TASK PROMPT » Find the lines with "JSON" in them and copy them out.

Stored records »
§

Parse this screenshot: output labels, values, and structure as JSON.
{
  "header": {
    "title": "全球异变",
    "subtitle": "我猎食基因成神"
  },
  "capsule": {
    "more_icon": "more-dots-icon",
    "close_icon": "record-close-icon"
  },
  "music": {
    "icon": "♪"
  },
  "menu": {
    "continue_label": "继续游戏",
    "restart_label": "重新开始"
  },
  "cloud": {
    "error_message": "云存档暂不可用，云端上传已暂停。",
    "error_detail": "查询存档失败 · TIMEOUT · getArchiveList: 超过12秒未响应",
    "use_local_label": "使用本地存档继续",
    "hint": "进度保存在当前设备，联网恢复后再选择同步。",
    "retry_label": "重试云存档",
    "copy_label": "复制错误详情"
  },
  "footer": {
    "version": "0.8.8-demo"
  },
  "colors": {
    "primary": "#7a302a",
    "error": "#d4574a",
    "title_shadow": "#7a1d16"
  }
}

§

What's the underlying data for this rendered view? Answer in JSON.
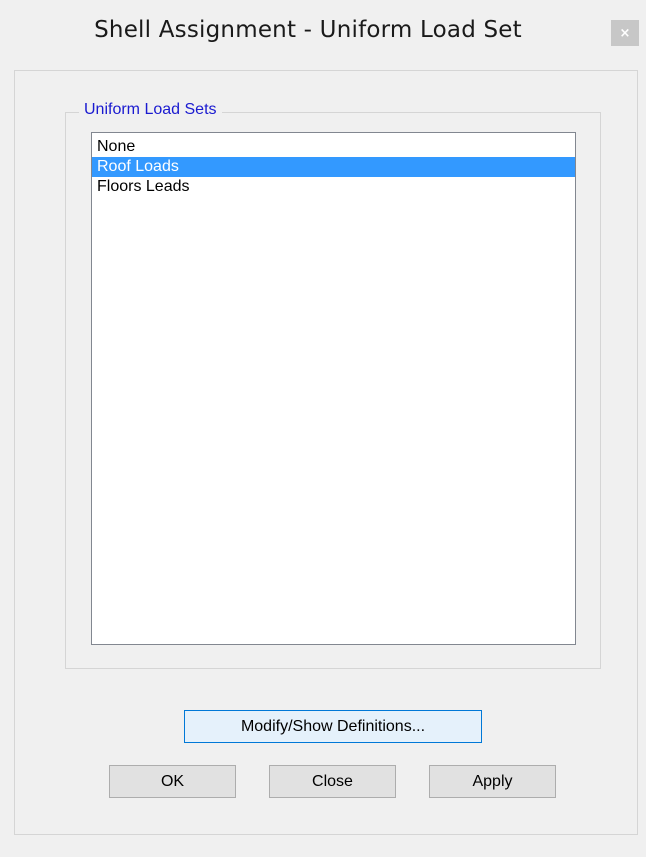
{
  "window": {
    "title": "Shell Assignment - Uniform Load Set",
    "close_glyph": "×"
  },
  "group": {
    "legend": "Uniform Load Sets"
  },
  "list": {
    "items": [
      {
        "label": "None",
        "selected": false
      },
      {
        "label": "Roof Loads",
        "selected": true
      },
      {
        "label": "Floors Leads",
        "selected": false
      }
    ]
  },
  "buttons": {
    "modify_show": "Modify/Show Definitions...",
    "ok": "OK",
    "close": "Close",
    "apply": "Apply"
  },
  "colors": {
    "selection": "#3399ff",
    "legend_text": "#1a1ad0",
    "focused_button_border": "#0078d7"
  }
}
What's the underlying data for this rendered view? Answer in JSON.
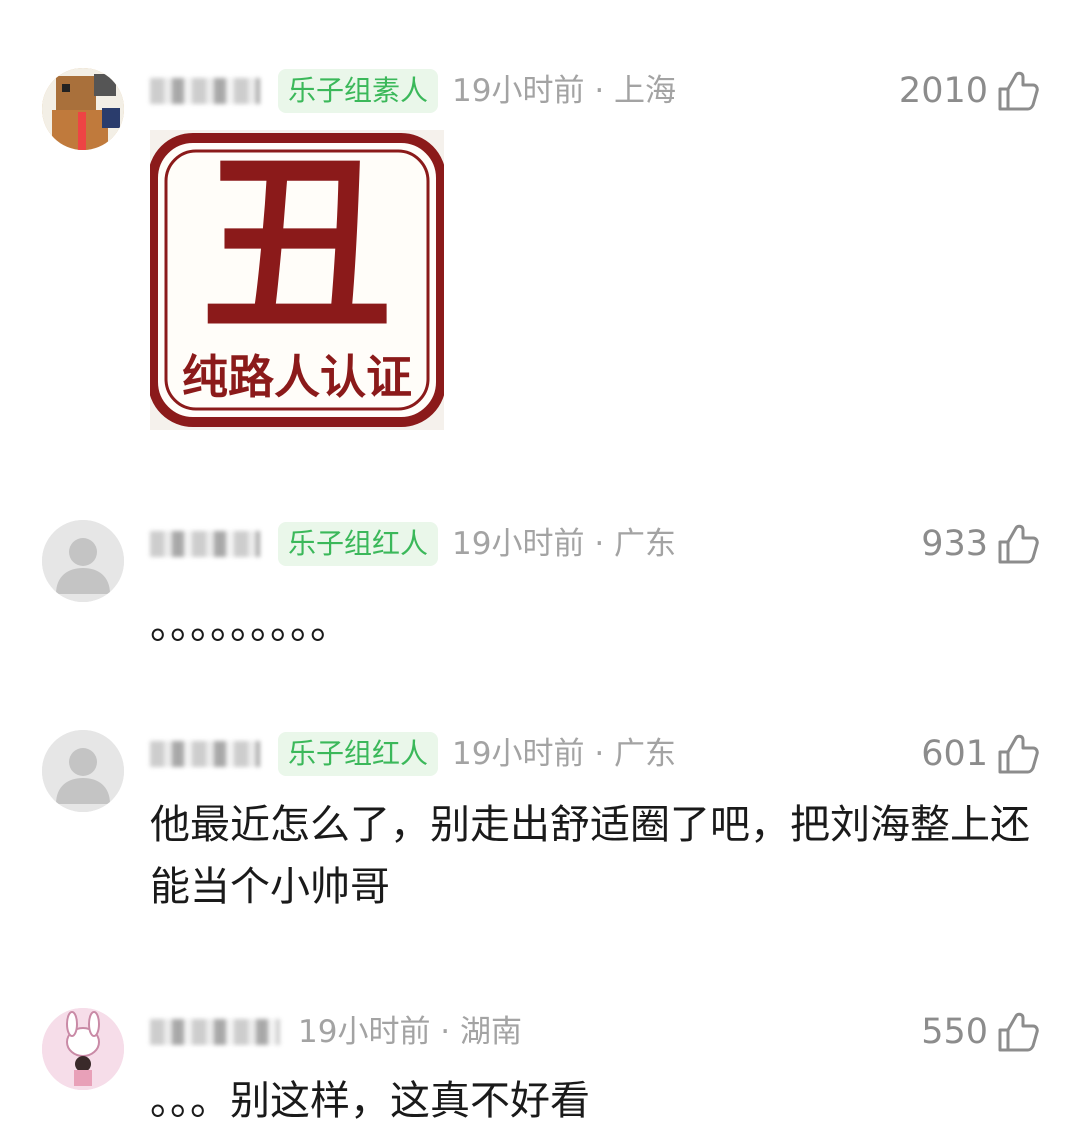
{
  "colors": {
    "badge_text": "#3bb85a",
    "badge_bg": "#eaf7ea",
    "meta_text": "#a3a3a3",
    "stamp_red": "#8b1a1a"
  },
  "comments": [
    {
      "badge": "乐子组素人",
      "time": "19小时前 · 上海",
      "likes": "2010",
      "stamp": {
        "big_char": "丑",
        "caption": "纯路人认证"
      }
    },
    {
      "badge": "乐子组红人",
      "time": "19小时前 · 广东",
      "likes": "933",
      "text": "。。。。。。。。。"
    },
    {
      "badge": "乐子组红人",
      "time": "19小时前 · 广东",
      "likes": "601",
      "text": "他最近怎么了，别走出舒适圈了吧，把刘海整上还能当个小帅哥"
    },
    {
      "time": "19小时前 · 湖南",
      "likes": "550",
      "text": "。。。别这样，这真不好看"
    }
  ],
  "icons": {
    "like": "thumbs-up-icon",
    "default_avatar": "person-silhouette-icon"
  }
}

§

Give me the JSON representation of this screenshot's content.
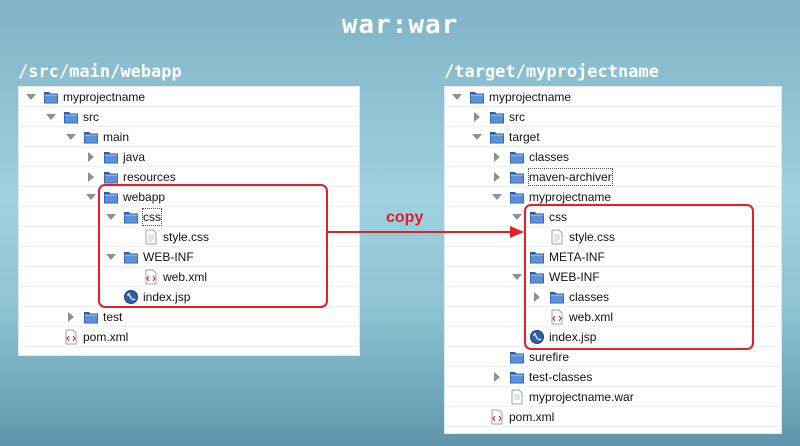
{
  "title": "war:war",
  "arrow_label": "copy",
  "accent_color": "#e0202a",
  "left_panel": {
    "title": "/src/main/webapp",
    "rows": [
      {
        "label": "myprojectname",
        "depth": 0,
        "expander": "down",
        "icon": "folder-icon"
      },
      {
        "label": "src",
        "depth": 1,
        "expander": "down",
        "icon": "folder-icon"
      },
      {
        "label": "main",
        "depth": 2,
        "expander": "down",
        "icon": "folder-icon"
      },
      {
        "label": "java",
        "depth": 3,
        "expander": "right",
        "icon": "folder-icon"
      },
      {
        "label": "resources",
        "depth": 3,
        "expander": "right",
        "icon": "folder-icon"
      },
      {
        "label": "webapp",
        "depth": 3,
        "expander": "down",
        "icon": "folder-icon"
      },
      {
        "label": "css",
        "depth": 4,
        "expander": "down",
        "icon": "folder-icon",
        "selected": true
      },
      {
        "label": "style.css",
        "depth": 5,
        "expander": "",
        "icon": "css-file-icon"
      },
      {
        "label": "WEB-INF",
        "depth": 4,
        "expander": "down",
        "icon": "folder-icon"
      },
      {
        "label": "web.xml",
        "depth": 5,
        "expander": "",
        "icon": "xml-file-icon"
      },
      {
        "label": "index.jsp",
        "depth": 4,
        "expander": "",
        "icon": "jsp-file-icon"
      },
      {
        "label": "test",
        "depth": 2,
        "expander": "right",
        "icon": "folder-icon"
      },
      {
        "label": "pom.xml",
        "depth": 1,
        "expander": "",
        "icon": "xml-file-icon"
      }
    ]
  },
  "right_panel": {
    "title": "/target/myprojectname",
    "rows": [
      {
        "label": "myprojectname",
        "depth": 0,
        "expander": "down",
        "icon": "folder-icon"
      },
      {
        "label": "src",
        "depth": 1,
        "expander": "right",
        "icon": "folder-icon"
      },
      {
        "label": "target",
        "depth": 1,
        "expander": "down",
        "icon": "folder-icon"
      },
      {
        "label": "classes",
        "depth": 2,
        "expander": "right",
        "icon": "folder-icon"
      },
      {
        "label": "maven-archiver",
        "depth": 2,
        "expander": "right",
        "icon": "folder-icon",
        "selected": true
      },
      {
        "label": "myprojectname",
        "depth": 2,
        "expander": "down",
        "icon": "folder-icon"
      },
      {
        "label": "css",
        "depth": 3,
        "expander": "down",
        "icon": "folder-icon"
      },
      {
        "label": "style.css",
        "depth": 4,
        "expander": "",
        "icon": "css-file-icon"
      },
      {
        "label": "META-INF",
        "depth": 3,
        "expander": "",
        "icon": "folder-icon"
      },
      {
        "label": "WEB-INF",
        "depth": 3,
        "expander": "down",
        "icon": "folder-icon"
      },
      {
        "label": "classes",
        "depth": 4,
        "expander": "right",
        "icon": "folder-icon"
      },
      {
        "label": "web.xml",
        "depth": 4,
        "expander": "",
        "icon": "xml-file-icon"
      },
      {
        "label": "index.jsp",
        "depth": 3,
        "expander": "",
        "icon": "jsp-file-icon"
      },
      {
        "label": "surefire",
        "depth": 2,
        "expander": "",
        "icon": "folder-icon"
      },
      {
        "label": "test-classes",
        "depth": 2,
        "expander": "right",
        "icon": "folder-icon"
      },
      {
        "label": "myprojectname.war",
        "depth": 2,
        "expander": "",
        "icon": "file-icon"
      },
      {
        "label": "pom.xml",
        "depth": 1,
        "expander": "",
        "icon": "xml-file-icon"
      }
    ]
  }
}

§

TASK OUTPUT »
Parse this screenshot: output labels, values, and structure as JSON.
What's the underlying data for this rendered view? Answer in JSON.
What's the underlying data for this rendered view? Answer in JSON.
Give me the JSON representation of this screenshot's content.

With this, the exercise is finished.